§ **SET EXERCISE**:
Print the records again, character for character.

§ **PROVIDED MATERIAL**:

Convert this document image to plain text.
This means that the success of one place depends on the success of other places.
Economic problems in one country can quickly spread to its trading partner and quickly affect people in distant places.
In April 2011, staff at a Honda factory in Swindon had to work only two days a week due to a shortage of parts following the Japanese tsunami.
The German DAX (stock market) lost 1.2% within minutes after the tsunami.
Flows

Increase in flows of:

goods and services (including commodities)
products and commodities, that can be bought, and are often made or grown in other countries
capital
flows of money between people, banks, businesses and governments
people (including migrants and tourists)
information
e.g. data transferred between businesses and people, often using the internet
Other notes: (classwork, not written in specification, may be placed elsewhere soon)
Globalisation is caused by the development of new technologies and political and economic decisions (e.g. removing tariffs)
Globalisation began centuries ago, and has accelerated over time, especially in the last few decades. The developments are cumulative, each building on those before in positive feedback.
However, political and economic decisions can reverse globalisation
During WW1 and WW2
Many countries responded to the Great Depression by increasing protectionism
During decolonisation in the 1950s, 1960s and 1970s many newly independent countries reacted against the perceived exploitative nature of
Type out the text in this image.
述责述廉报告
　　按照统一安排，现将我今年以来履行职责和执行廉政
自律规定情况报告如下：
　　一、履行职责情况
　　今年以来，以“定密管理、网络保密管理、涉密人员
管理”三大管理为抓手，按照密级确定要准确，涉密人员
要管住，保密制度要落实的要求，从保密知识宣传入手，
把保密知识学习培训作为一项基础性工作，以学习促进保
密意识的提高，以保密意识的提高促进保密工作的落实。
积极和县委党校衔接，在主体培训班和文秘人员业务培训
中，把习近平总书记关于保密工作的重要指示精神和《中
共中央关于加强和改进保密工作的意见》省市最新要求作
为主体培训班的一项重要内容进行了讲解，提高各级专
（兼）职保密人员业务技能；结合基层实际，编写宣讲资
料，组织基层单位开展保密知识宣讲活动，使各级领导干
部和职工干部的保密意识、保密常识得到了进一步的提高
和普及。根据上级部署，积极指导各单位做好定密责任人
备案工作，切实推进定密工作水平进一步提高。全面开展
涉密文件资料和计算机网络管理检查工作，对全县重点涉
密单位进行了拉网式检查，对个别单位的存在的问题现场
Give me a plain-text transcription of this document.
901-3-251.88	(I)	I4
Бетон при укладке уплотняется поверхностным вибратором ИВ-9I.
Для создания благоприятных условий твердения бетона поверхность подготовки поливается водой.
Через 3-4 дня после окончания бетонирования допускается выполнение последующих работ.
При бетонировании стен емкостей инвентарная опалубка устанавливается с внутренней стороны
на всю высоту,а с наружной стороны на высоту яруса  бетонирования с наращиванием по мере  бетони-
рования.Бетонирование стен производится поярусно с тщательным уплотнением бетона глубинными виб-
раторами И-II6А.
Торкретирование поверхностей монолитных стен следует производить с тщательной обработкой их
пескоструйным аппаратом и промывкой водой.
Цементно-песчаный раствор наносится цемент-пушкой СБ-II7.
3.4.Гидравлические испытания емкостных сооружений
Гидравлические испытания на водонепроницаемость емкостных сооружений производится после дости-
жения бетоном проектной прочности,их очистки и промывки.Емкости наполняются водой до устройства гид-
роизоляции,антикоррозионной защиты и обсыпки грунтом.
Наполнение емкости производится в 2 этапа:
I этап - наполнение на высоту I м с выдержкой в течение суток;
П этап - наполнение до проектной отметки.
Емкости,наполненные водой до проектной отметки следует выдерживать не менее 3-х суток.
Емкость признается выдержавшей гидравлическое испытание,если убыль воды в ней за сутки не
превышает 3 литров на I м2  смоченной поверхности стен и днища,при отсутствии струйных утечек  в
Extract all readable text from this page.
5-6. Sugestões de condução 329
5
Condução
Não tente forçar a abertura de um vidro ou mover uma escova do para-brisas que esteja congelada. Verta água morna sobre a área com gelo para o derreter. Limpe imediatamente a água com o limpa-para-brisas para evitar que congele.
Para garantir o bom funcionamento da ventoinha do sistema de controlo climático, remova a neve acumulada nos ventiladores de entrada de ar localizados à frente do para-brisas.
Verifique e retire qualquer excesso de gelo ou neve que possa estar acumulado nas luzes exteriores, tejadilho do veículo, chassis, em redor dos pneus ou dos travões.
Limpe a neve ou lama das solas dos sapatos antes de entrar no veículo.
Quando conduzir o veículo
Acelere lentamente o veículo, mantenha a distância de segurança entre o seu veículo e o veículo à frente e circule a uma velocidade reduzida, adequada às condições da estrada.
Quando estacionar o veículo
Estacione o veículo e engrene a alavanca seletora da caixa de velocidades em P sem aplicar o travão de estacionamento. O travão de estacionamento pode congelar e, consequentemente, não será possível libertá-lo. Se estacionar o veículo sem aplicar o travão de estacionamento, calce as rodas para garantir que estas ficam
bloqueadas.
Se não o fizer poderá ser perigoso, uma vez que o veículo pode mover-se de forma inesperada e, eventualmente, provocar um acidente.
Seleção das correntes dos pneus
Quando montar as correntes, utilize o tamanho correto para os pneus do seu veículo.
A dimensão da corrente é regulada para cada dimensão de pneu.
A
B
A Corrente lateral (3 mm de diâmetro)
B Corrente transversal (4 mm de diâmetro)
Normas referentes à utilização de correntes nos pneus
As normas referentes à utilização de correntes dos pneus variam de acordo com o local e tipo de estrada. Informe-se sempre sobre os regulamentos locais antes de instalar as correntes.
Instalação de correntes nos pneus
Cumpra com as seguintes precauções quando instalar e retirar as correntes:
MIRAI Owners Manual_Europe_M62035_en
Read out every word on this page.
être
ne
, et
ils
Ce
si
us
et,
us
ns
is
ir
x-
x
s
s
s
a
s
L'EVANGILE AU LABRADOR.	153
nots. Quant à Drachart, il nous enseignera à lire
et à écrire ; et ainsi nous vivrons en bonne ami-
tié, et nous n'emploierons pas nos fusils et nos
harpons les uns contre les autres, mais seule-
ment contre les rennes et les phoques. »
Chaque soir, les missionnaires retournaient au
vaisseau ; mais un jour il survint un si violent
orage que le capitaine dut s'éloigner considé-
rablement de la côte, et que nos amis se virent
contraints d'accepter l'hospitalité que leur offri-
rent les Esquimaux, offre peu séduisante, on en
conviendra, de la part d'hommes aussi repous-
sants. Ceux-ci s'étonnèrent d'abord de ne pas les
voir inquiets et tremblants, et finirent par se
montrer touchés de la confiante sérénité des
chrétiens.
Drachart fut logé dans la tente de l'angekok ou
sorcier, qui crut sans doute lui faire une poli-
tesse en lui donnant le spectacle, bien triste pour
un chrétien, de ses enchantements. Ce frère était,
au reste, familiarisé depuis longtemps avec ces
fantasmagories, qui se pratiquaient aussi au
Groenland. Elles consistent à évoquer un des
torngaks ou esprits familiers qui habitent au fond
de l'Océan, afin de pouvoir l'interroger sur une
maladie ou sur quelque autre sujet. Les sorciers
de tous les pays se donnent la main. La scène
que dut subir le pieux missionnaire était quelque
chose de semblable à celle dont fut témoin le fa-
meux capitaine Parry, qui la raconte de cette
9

§ **WRITTEN RESPONSE**:
Convert this document image to plain text.
This means that the success of one place depends on the success of other places.
Economic problems in one country can quickly spread to its trading partner and quickly affect people in distant places.
In April 2011, staff at a Honda factory in Swindon had to work only two days a week due to a shortage of parts following the Japanese tsunami.
The German DAX (stock market) lost 1.2% within minutes after the tsunami.
Flows

Increase in flows of:

goods and services (including commodities)
products and commodities, that can be bought, and are often made or grown in other countries
capital
flows of money between people, banks, businesses and governments
people (including migrants and tourists)
information
e.g. data transferred between businesses and people, often using the internet
Other notes: (classwork, not written in specification, may be placed elsewhere soon)
Globalisation is caused by the development of new technologies and political and economic decisions (e.g. removing tariffs)
Globalisation began centuries ago, and has accelerated over time, especially in the last few decades. The developments are cumulative, each building on those before in positive feedback.
However, political and economic decisions can reverse globalisation
During WW1 and WW2
Many countries responded to the Great Depression by increasing protectionism
During decolonisation in the 1950s, 1960s and 1970s many newly independent countries reacted against the perceived exploitative nature of
Type out the text in this image.
述责述廉报告
　　按照统一安排，现将我今年以来履行职责和执行廉政
自律规定情况报告如下：
　　一、履行职责情况
　　今年以来，以“定密管理、网络保密管理、涉密人员
管理”三大管理为抓手，按照密级确定要准确，涉密人员
要管住，保密制度要落实的要求，从保密知识宣传入手，
把保密知识学习培训作为一项基础性工作，以学习促进保
密意识的提高，以保密意识的提高促进保密工作的落实。
积极和县委党校衔接，在主体培训班和文秘人员业务培训
中，把习近平总书记关于保密工作的重要指示精神和《中
共中央关于加强和改进保密工作的意见》省市最新要求作
为主体培训班的一项重要内容进行了讲解，提高各级专
（兼）职保密人员业务技能；结合基层实际，编写宣讲资
料，组织基层单位开展保密知识宣讲活动，使各级领导干
部和职工干部的保密意识、保密常识得到了进一步的提高
和普及。根据上级部署，积极指导各单位做好定密责任人
备案工作，切实推进定密工作水平进一步提高。全面开展
涉密文件资料和计算机网络管理检查工作，对全县重点涉
密单位进行了拉网式检查，对个别单位的存在的问题现场
Give me a plain-text transcription of this document.
901-3-251.88	(I)	I4
Бетон при укладке уплотняется поверхностным вибратором ИВ-9I.
Для создания благоприятных условий твердения бетона поверхность подготовки поливается водой.
Через 3-4 дня после окончания бетонирования допускается выполнение последующих работ.
При бетонировании стен емкостей инвентарная опалубка устанавливается с внутренней стороны
на всю высоту,а с наружной стороны на высоту яруса  бетонирования с наращиванием по мере  бетони-
рования.Бетонирование стен производится поярусно с тщательным уплотнением бетона глубинными виб-
раторами И-II6А.
Торкретирование поверхностей монолитных стен следует производить с тщательной обработкой их
пескоструйным аппаратом и промывкой водой.
Цементно-песчаный раствор наносится цемент-пушкой СБ-II7.
3.4.Гидравлические испытания емкостных сооружений
Гидравлические испытания на водонепроницаемость емкостных сооружений производится после дости-
жения бетоном проектной прочности,их очистки и промывки.Емкости наполняются водой до устройства гид-
роизоляции,антикоррозионной защиты и обсыпки грунтом.
Наполнение емкости производится в 2 этапа:
I этап - наполнение на высоту I м с выдержкой в течение суток;
П этап - наполнение до проектной отметки.
Емкости,наполненные водой до проектной отметки следует выдерживать не менее 3-х суток.
Емкость признается выдержавшей гидравлическое испытание,если убыль воды в ней за сутки не
превышает 3 литров на I м2  смоченной поверхности стен и днища,при отсутствии струйных утечек  в
Extract all readable text from this page.
5-6. Sugestões de condução 329
5
Condução
Não tente forçar a abertura de um vidro ou mover uma escova do para-brisas que esteja congelada. Verta água morna sobre a área com gelo para o derreter. Limpe imediatamente a água com o limpa-para-brisas para evitar que congele.
Para garantir o bom funcionamento da ventoinha do sistema de controlo climático, remova a neve acumulada nos ventiladores de entrada de ar localizados à frente do para-brisas.
Verifique e retire qualquer excesso de gelo ou neve que possa estar acumulado nas luzes exteriores, tejadilho do veículo, chassis, em redor dos pneus ou dos travões.
Limpe a neve ou lama das solas dos sapatos antes de entrar no veículo.
Quando conduzir o veículo
Acelere lentamente o veículo, mantenha a distância de segurança entre o seu veículo e o veículo à frente e circule a uma velocidade reduzida, adequada às condições da estrada.
Quando estacionar o veículo
Estacione o veículo e engrene a alavanca seletora da caixa de velocidades em P sem aplicar o travão de estacionamento. O travão de estacionamento pode congelar e, consequentemente, não será possível libertá-lo. Se estacionar o veículo sem aplicar o travão de estacionamento, calce as rodas para garantir que estas ficam
bloqueadas.
Se não o fizer poderá ser perigoso, uma vez que o veículo pode mover-se de forma inesperada e, eventualmente, provocar um acidente.
Seleção das correntes dos pneus
Quando montar as correntes, utilize o tamanho correto para os pneus do seu veículo.
A dimensão da corrente é regulada para cada dimensão de pneu.
A
B
A Corrente lateral (3 mm de diâmetro)
B Corrente transversal (4 mm de diâmetro)
Normas referentes à utilização de correntes nos pneus
As normas referentes à utilização de correntes dos pneus variam de acordo com o local e tipo de estrada. Informe-se sempre sobre os regulamentos locais antes de instalar as correntes.
Instalação de correntes nos pneus
Cumpra com as seguintes precauções quando instalar e retirar as correntes:
MIRAI Owners Manual_Europe_M62035_en
Read out every word on this page.
être
ne
, et
ils
Ce
si
us
et,
us
ns
is
ir
x-
x
s
s
s
a
s
L'EVANGILE AU LABRADOR.	153
nots. Quant à Drachart, il nous enseignera à lire
et à écrire ; et ainsi nous vivrons en bonne ami-
tié, et nous n'emploierons pas nos fusils et nos
harpons les uns contre les autres, mais seule-
ment contre les rennes et les phoques. »
Chaque soir, les missionnaires retournaient au
vaisseau ; mais un jour il survint un si violent
orage que le capitaine dut s'éloigner considé-
rablement de la côte, et que nos amis se virent
contraints d'accepter l'hospitalité que leur offri-
rent les Esquimaux, offre peu séduisante, on en
conviendra, de la part d'hommes aussi repous-
sants. Ceux-ci s'étonnèrent d'abord de ne pas les
voir inquiets et tremblants, et finirent par se
montrer touchés de la confiante sérénité des
chrétiens.
Drachart fut logé dans la tente de l'angekok ou
sorcier, qui crut sans doute lui faire une poli-
tesse en lui donnant le spectacle, bien triste pour
un chrétien, de ses enchantements. Ce frère était,
au reste, familiarisé depuis longtemps avec ces
fantasmagories, qui se pratiquaient aussi au
Groenland. Elles consistent à évoquer un des
torngaks ou esprits familiers qui habitent au fond
de l'Océan, afin de pouvoir l'interroger sur une
maladie ou sur quelque autre sujet. Les sorciers
de tous les pays se donnent la main. La scène
que dut subir le pieux missionnaire était quelque
chose de semblable à celle dont fut témoin le fa-
meux capitaine Parry, qui la raconte de cette
9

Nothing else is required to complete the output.